[START Given records]
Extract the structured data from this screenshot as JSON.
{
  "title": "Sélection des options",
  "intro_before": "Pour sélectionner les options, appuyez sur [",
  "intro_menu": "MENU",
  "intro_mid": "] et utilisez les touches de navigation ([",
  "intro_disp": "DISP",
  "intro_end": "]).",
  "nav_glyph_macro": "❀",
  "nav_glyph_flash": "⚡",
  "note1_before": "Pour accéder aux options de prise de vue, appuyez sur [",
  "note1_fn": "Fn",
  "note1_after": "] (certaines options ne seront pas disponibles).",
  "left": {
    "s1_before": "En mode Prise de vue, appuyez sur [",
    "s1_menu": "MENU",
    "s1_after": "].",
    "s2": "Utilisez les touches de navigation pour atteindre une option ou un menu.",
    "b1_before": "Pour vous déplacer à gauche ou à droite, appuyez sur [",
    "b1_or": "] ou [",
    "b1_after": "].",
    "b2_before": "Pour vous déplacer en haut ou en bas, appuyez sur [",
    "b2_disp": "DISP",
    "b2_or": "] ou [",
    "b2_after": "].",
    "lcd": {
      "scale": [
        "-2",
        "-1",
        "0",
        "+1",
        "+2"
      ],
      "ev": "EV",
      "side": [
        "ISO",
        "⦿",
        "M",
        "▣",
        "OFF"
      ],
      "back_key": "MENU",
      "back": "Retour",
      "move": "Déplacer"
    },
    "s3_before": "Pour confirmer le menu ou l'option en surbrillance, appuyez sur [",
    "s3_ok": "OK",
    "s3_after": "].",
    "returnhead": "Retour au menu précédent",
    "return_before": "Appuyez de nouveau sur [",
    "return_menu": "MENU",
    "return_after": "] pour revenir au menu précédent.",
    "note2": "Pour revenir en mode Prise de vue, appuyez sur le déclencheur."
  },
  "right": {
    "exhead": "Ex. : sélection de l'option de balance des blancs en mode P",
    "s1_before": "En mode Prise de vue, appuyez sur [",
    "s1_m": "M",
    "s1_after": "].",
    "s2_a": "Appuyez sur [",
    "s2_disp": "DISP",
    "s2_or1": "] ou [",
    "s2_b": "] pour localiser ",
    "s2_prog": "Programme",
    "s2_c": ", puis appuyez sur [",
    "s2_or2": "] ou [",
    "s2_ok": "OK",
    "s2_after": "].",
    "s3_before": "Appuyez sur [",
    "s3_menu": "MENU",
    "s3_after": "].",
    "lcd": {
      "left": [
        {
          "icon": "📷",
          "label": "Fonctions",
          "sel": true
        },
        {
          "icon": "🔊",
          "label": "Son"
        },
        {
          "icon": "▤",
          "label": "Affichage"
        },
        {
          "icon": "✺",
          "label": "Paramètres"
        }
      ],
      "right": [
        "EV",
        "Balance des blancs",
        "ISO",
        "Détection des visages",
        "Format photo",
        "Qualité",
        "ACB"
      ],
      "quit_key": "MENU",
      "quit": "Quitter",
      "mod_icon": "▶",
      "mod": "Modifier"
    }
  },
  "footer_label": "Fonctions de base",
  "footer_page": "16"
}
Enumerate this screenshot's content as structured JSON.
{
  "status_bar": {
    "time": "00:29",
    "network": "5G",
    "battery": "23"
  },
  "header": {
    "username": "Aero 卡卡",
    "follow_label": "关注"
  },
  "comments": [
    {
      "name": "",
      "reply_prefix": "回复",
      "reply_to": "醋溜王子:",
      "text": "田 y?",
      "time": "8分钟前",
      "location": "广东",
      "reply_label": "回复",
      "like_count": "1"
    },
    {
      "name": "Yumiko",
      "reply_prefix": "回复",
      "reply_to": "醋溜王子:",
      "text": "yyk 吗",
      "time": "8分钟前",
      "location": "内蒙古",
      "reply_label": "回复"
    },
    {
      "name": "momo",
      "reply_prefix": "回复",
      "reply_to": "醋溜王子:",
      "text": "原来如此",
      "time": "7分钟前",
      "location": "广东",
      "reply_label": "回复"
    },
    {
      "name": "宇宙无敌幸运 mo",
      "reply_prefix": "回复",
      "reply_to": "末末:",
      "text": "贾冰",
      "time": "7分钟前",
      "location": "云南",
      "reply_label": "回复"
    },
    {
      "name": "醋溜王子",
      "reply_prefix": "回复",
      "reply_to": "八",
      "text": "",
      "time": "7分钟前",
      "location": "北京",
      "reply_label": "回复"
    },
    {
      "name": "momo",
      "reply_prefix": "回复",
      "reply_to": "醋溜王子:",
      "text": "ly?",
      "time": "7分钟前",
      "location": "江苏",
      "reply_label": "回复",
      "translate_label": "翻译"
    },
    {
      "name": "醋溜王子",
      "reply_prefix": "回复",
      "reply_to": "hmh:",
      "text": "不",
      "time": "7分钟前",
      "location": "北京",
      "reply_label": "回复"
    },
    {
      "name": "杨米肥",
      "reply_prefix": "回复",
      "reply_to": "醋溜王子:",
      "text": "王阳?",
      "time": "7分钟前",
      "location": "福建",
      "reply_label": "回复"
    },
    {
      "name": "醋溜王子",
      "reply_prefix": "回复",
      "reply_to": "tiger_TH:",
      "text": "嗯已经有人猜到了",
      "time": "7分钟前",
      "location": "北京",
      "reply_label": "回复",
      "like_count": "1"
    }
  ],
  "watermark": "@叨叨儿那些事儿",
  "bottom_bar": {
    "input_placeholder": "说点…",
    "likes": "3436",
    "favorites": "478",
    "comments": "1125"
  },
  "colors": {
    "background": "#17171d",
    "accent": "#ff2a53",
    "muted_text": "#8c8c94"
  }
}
[END Given records]
Look through the listing above. Pick out each line with "revenir" and copy it.

*Completed task*.
    "return_after": "] pour revenir au menu précédent.",
    "note2": "Pour revenir en mode Prise de vue, appuyez sur le déclencheur."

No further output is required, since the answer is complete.